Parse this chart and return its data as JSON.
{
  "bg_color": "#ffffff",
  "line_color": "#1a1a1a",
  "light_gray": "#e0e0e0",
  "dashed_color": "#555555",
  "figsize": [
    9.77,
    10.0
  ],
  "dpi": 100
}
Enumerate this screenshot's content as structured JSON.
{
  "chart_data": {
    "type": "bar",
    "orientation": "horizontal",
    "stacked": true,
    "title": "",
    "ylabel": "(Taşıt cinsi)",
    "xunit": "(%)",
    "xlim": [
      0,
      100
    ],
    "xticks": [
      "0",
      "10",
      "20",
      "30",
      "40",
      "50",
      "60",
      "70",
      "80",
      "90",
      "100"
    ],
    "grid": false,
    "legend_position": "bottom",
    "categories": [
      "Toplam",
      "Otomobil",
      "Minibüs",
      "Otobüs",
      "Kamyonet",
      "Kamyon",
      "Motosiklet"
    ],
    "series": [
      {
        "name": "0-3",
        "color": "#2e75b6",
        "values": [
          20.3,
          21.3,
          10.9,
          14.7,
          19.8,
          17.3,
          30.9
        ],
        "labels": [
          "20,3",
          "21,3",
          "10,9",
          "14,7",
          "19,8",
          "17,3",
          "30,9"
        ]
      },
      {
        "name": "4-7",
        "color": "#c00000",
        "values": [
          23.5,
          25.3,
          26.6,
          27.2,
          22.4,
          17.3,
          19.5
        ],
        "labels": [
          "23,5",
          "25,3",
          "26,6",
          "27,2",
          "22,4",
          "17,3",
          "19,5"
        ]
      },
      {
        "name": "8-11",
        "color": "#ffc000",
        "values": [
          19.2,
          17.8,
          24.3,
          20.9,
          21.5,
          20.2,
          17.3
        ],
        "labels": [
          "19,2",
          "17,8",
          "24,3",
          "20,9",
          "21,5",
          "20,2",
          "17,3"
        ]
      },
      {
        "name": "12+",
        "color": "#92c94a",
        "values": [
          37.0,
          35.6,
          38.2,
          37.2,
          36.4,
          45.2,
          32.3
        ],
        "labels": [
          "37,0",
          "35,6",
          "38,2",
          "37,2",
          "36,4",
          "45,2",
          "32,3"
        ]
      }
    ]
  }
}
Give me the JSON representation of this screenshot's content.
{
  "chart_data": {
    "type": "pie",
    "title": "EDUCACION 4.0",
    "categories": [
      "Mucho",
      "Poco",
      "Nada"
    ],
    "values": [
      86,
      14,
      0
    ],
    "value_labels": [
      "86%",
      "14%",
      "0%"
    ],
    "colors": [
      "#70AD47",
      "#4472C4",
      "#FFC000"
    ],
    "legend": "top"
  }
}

★ ★ ★ ★ ★ ★ ★

▶ Instruction
Repeat all of the entries exactly.

▶ Task answer
Parse this chart and return its data as JSON.
{
  "bg_color": "#ffffff",
  "line_color": "#1a1a1a",
  "light_gray": "#e0e0e0",
  "dashed_color": "#555555",
  "figsize": [
    9.77,
    10.0
  ],
  "dpi": 100
}
Enumerate this screenshot's content as structured JSON.
{
  "chart_data": {
    "type": "bar",
    "orientation": "horizontal",
    "stacked": true,
    "title": "",
    "ylabel": "(Taşıt cinsi)",
    "xunit": "(%)",
    "xlim": [
      0,
      100
    ],
    "xticks": [
      "0",
      "10",
      "20",
      "30",
      "40",
      "50",
      "60",
      "70",
      "80",
      "90",
      "100"
    ],
    "grid": false,
    "legend_position": "bottom",
    "categories": [
      "Toplam",
      "Otomobil",
      "Minibüs",
      "Otobüs",
      "Kamyonet",
      "Kamyon",
      "Motosiklet"
    ],
    "series": [
      {
        "name": "0-3",
        "color": "#2e75b6",
        "values": [
          20.3,
          21.3,
          10.9,
          14.7,
          19.8,
          17.3,
          30.9
        ],
        "labels": [
          "20,3",
          "21,3",
          "10,9",
          "14,7",
          "19,8",
          "17,3",
          "30,9"
        ]
      },
      {
        "name": "4-7",
        "color": "#c00000",
        "values": [
          23.5,
          25.3,
          26.6,
          27.2,
          22.4,
          17.3,
          19.5
        ],
        "labels": [
          "23,5",
          "25,3",
          "26,6",
          "27,2",
          "22,4",
          "17,3",
          "19,5"
        ]
      },
      {
        "name": "8-11",
        "color": "#ffc000",
        "values": [
          19.2,
          17.8,
          24.3,
          20.9,
          21.5,
          20.2,
          17.3
        ],
        "labels": [
          "19,2",
          "17,8",
          "24,3",
          "20,9",
          "21,5",
          "20,2",
          "17,3"
        ]
      },
      {
        "name": "12+",
        "color": "#92c94a",
        "values": [
          37.0,
          35.6,
          38.2,
          37.2,
          36.4,
          45.2,
          32.3
        ],
        "labels": [
          "37,0",
          "35,6",
          "38,2",
          "37,2",
          "36,4",
          "45,2",
          "32,3"
        ]
      }
    ]
  }
}
Give me the JSON representation of this screenshot's content.
{
  "chart_data": {
    "type": "pie",
    "title": "EDUCACION 4.0",
    "categories": [
      "Mucho",
      "Poco",
      "Nada"
    ],
    "values": [
      86,
      14,
      0
    ],
    "value_labels": [
      "86%",
      "14%",
      "0%"
    ],
    "colors": [
      "#70AD47",
      "#4472C4",
      "#FFC000"
    ],
    "legend": "top"
  }
}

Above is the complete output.